◆ **Source document**:
↓
His election-year blueprint said age-based tax credits and market-oriented reforms should replace Obamacare’s heavy mandates and coverage requirements.
Democrats argue that the law is working for some 20 million Americans who stand to lose coverage if Obamacare is repealed.
“It’s a very different story to take something away from someone,” said House Minority Leader Nancy Pelosi, California Democrat.
The Obama administration said Wednesday that enrollments on the federal Obamacare website continued to outpace last year’s season — 8.6 million people selected plans through Dec. 31, compared with 8.4 million. Returning customers outnumbered new ones by 3-to-1, however, underscoring the difficulty of reaching holdouts who remain uninsured.
Republicans say they are working on a plan that will prevent major disruptions during the transition to a post-Obamacare system.
Mr. Pence said part of that likely will involve White House executive actions by Donald Trump, though he didn’t indicate what the moves would entail.
“We’re working on a strategy in concert with the leadership of the House and the Senate for both a legislative and executive action agenda to ensure that an orderly and smooth transition to a market-based health care reform system is achieved,” Mr. Pence said.
The Senate vote Wednesday was the first step in what will be a long path to repeal, stretching out over months. The budget will have to get final approval in the Senate and then in the House. After that, several committees will have to come up with specific legislation to repeal the Affordable Care Act, and that legislation will have to come back to the floors of both chambers for final votes.
The vote also showed how little margin of error Republicans have. Every Democrat present in the chamber voted against proceeding to the budget — as did Sen. Rand Paul of Kentucky, who is among a handful of Republican lawmakers expressing concerns about going into the repeal fight without a replacement in hand.
Policy analysts say insurers might flee Obamacare’s politically doomed exchanges if Republicans take too long to replace it and don’t offer an adequate fail-safe in the meantime.
↑
◆ **Provided data**:
↓
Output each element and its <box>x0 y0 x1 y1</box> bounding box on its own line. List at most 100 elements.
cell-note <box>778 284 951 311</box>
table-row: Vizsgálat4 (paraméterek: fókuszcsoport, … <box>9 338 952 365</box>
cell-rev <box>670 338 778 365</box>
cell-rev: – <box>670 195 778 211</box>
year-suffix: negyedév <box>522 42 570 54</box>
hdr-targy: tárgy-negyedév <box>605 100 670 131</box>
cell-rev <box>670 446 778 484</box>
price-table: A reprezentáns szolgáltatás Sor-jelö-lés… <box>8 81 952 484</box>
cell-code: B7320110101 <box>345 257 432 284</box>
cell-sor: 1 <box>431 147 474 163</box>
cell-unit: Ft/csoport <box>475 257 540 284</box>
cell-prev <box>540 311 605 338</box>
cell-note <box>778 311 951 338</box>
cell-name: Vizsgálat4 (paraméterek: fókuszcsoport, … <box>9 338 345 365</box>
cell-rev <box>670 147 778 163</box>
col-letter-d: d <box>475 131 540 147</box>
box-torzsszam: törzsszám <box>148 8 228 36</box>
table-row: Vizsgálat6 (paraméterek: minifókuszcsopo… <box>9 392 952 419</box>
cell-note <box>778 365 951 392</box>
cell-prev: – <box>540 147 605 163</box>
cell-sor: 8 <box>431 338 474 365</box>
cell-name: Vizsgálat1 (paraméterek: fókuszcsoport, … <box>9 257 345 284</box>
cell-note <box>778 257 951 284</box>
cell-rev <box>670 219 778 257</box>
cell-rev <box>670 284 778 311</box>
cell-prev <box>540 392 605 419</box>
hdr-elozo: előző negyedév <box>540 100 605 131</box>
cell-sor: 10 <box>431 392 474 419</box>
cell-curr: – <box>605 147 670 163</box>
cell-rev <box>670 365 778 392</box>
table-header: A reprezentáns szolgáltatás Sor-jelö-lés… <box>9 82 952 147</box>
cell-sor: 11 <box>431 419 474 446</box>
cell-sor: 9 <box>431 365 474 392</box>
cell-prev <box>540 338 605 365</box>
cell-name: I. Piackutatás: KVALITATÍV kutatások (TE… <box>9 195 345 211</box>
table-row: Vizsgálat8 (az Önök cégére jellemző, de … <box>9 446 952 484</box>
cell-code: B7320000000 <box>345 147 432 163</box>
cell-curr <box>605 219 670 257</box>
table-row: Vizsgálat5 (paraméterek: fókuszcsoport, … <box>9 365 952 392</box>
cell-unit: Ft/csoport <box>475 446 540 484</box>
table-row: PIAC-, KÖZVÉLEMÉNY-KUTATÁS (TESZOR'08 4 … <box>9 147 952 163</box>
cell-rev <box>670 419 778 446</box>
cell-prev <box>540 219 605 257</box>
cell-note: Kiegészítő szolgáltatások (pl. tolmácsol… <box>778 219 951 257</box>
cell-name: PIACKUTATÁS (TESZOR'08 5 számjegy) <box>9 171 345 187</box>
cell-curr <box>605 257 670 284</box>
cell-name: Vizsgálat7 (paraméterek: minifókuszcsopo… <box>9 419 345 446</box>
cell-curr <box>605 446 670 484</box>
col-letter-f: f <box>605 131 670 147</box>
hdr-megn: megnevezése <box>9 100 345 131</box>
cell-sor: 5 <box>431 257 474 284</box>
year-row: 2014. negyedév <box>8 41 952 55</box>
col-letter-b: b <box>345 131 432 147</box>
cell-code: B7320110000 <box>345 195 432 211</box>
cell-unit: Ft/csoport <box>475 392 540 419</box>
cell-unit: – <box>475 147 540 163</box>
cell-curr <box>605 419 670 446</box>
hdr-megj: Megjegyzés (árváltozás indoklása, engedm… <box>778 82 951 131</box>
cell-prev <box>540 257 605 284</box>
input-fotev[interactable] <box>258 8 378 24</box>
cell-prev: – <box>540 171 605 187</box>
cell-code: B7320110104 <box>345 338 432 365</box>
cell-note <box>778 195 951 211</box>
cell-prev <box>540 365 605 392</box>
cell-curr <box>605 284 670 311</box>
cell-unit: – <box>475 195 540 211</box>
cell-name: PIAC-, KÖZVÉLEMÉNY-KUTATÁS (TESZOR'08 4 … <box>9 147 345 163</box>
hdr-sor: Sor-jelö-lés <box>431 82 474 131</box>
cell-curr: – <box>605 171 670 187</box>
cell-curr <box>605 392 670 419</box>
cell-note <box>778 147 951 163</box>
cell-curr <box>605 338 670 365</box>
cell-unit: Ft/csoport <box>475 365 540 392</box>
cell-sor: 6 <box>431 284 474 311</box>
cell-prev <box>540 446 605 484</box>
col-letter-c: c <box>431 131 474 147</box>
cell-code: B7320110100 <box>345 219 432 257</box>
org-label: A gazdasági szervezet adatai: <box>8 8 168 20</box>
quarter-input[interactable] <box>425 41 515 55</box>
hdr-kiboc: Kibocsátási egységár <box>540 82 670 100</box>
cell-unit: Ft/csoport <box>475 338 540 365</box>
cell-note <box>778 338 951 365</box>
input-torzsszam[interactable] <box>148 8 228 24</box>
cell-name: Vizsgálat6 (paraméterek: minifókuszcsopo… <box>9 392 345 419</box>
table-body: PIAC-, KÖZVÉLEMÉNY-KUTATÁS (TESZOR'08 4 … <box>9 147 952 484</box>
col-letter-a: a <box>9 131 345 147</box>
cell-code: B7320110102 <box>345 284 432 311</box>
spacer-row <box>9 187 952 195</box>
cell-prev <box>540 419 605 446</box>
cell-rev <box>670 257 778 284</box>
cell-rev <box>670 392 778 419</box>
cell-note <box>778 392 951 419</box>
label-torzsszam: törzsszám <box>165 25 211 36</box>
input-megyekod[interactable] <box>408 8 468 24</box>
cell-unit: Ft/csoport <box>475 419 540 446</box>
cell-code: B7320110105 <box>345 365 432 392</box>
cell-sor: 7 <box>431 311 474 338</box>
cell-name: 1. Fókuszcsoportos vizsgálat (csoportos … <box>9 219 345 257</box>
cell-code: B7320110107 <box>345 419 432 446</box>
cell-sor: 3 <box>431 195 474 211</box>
↑
◆ **Exercise A**:
According to the article on the Obamacare repeal effort, how many people selected plans on the federal Obamacare website through Dec. 31?
◆ **Exercise B**:
Extend the article on the Obamacare repeal effort by writing what comes after its last paragraph.
The rows have nothing to do with the article on the Obamacare repeal effort.

◆ **Response A**:
8.6 million people selected plans through Dec. 31.

◆ **Response B**:
Republicans are “in a position of great opportunity, but also of great political peril,” said Lanhee J. Chen, a fellow at Stanford University’s Hoover Institution who advised party nominee Mitt Romney on health care policy during the 2012 presidential campaign.
Indeed, Americans tell pollsters they are dissatisfied with Obamacare, but there is little consensus on what to do about it. Some want more government control over the health care market — the approach favored by Democrats — while others want more market forces unleashed.
Mr. Trump, who attacked Obamacare during the presidential campaign and promised a repeal, said Wednesday that Republicans need to tread carefully lest they end up owning the collapsing health care law.
“The Dems own the failed ObamaCare disaster, with its poor coverage and massive premium increases,” he said in a series of Twitter posts. “Don’t let the Schumer clowns out of this web … massive increases of ObamaCare will take place this year and Dems are to blame for the mess. It will fall of its own weight — be careful!”
That message appeared to be reaching rank-and-file members as they streamed out of the meeting with Mr. Pence.
Rep. Chris Collins, New York Republican and an early supporter of Mr. Trump, said the party will use committee markups to build consensus around a plan. He said Democrats failed to do that in 2010, when they muscled their law through Congress without a single Republican vote.
“We’re going to do it right. They did it wrong,” he said. “They, the Democrats, own the disaster called Obamacare, and we’re going to do it the right way.”
Republicans, who hold 52 Senate seats, are banking on Democrats to work with them to cobble together the 60 votes needed to overcome any filibuster of an Obamacare replacement bill.
Mr. Schumer said any problems in the health care system over the past few years have been blamed on Obamacare. Now, he said, Republicans will take the blame and shouldn’t count on much help.
“They’re going to have far more trouble than they ever imagined,” he said.